What to work on
Write down every issue number marked with "#" in the terminal buffer notes below, in the order they appear.

Selected extract
Provide a platform on which to build full ZWJ support (Feature Request: Finish full unicode support (M:N cell rendering, ZWJ?) #1472)
Kill CharRow, CharRowCell, CharRowCellReference
Reduce the static storage required to store a row (eventually) by not storing space characters
- This should make MeasureRight faster, and therefore help fix Console doesn't handle colored regions when reflowed #32.

Notes

Surrogate Pairs

Work will be required to teach WriteCharsLegacy to measure UTF-16 codepoints in aggregate, rather than individual code units.

I have done a small amount of work in WriteCharsLegacy. It is slow going.

Motivation

#8689 (IRM) requires us to be able to shift buffer contents rightward. I implemented it in a hacky way, but then realized that UnicodeStorage would need to be rekeyed.

Implementation

The buffer is currently stored as a vector (small_vector) of CharRowCell, each of which contains a DbcsAttribute and a wchar_t. Each cell takes 3 bytes (plus padding, if required.)

In the common case (all narrow text), this is terribly wasteful.

To better support codepoints requiring one or more code units representing a character, we are going to move to a single wchar string combined with a column count table. The column count table will be stored compressed by way of til::rle (#8741).

Recorded data

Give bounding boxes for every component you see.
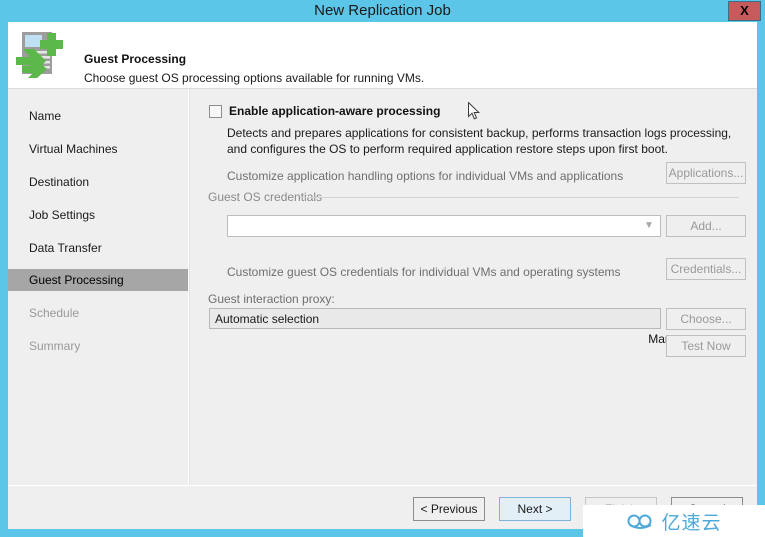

Response for this exercise
#1472, #32, #8689, #8741